STATED EXERCISE → Quote the records that follow in full and exactly; leave out the pictures.

RECORDS FOR THIS EXERCISE →
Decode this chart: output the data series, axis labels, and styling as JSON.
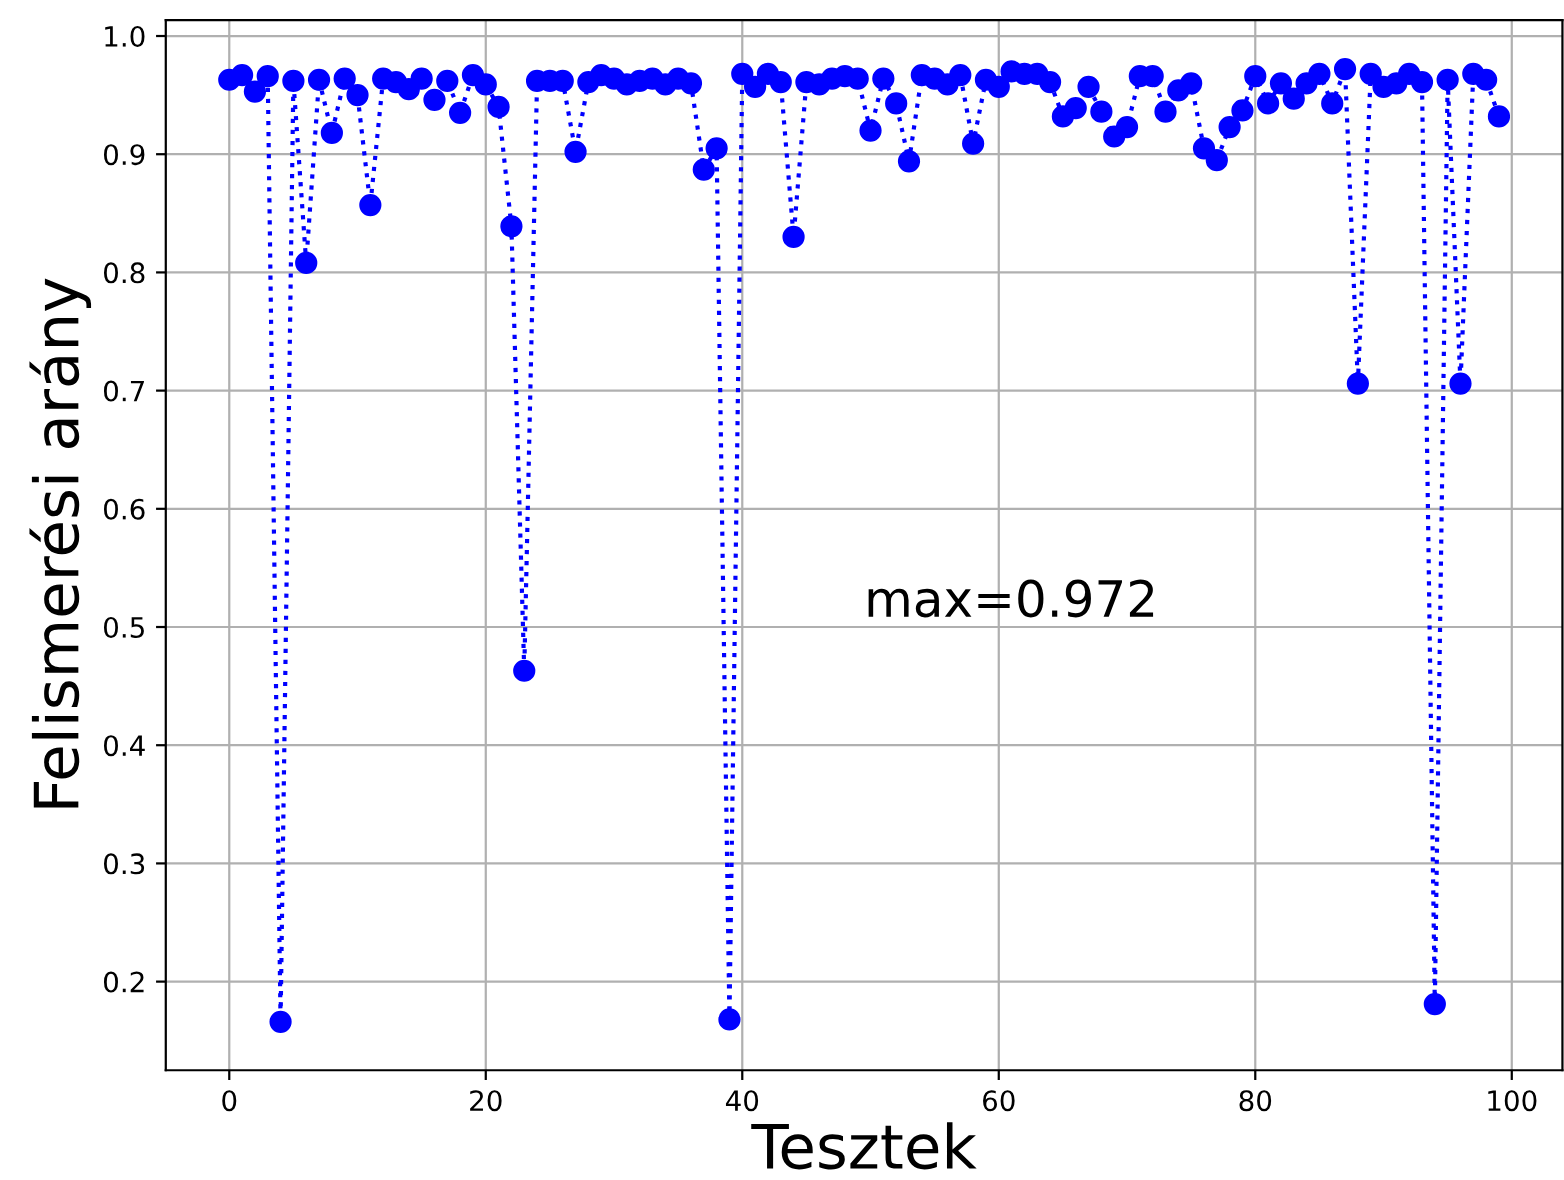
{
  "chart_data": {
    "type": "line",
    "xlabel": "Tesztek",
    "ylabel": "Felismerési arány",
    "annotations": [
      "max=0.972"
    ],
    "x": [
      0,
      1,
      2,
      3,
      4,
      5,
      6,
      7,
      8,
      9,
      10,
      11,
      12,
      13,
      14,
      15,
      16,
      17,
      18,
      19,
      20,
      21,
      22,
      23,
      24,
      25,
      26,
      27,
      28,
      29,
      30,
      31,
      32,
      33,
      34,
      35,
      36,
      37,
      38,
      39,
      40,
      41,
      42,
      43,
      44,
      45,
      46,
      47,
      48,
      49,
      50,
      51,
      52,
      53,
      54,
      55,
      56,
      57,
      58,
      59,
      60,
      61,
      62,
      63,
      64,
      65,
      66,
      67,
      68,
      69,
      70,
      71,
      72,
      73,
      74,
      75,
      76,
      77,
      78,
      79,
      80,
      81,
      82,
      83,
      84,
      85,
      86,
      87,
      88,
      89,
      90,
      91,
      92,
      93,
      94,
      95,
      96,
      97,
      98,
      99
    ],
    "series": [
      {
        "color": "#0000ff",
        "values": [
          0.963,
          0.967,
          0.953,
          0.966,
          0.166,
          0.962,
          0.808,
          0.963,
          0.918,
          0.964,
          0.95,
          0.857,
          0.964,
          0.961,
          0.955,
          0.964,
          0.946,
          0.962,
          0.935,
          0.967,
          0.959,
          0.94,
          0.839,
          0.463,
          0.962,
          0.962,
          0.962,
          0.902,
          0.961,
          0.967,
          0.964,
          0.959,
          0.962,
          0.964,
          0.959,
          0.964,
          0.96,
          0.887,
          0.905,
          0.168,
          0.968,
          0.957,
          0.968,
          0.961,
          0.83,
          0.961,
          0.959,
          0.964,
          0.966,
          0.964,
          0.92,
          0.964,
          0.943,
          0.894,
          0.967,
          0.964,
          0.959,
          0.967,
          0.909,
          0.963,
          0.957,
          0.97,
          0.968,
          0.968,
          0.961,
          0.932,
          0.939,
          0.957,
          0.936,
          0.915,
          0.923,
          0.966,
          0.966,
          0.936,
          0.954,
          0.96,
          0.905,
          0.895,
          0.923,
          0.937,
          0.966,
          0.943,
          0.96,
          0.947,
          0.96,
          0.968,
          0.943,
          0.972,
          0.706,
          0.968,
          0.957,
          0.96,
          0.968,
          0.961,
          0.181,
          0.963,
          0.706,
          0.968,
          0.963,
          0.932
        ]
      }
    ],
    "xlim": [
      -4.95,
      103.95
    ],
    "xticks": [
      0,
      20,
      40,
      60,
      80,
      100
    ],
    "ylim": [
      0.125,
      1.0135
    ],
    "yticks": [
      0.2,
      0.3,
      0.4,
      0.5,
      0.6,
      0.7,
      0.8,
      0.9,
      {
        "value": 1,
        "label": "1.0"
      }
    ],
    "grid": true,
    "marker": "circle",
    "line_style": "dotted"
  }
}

RESULT FOR THIS TASK →
Decode this chart: output the data series, axis labels, and styling as JSON.
{
  "chart_data": {
    "type": "line",
    "xlabel": "Tesztek",
    "ylabel": "Felismerési arány",
    "annotations": [
      "max=0.972"
    ],
    "x": [
      0,
      1,
      2,
      3,
      4,
      5,
      6,
      7,
      8,
      9,
      10,
      11,
      12,
      13,
      14,
      15,
      16,
      17,
      18,
      19,
      20,
      21,
      22,
      23,
      24,
      25,
      26,
      27,
      28,
      29,
      30,
      31,
      32,
      33,
      34,
      35,
      36,
      37,
      38,
      39,
      40,
      41,
      42,
      43,
      44,
      45,
      46,
      47,
      48,
      49,
      50,
      51,
      52,
      53,
      54,
      55,
      56,
      57,
      58,
      59,
      60,
      61,
      62,
      63,
      64,
      65,
      66,
      67,
      68,
      69,
      70,
      71,
      72,
      73,
      74,
      75,
      76,
      77,
      78,
      79,
      80,
      81,
      82,
      83,
      84,
      85,
      86,
      87,
      88,
      89,
      90,
      91,
      92,
      93,
      94,
      95,
      96,
      97,
      98,
      99
    ],
    "series": [
      {
        "color": "#0000ff",
        "values": [
          0.963,
          0.967,
          0.953,
          0.966,
          0.166,
          0.962,
          0.808,
          0.963,
          0.918,
          0.964,
          0.95,
          0.857,
          0.964,
          0.961,
          0.955,
          0.964,
          0.946,
          0.962,
          0.935,
          0.967,
          0.959,
          0.94,
          0.839,
          0.463,
          0.962,
          0.962,
          0.962,
          0.902,
          0.961,
          0.967,
          0.964,
          0.959,
          0.962,
          0.964,
          0.959,
          0.964,
          0.96,
          0.887,
          0.905,
          0.168,
          0.968,
          0.957,
          0.968,
          0.961,
          0.83,
          0.961,
          0.959,
          0.964,
          0.966,
          0.964,
          0.92,
          0.964,
          0.943,
          0.894,
          0.967,
          0.964,
          0.959,
          0.967,
          0.909,
          0.963,
          0.957,
          0.97,
          0.968,
          0.968,
          0.961,
          0.932,
          0.939,
          0.957,
          0.936,
          0.915,
          0.923,
          0.966,
          0.966,
          0.936,
          0.954,
          0.96,
          0.905,
          0.895,
          0.923,
          0.937,
          0.966,
          0.943,
          0.96,
          0.947,
          0.96,
          0.968,
          0.943,
          0.972,
          0.706,
          0.968,
          0.957,
          0.96,
          0.968,
          0.961,
          0.181,
          0.963,
          0.706,
          0.968,
          0.963,
          0.932
        ]
      }
    ],
    "xlim": [
      -4.95,
      103.95
    ],
    "xticks": [
      0,
      20,
      40,
      60,
      80,
      100
    ],
    "ylim": [
      0.125,
      1.0135
    ],
    "yticks": [
      0.2,
      0.3,
      0.4,
      0.5,
      0.6,
      0.7,
      0.8,
      0.9,
      {
        "value": 1,
        "label": "1.0"
      }
    ],
    "grid": true,
    "marker": "circle",
    "line_style": "dotted"
  }
}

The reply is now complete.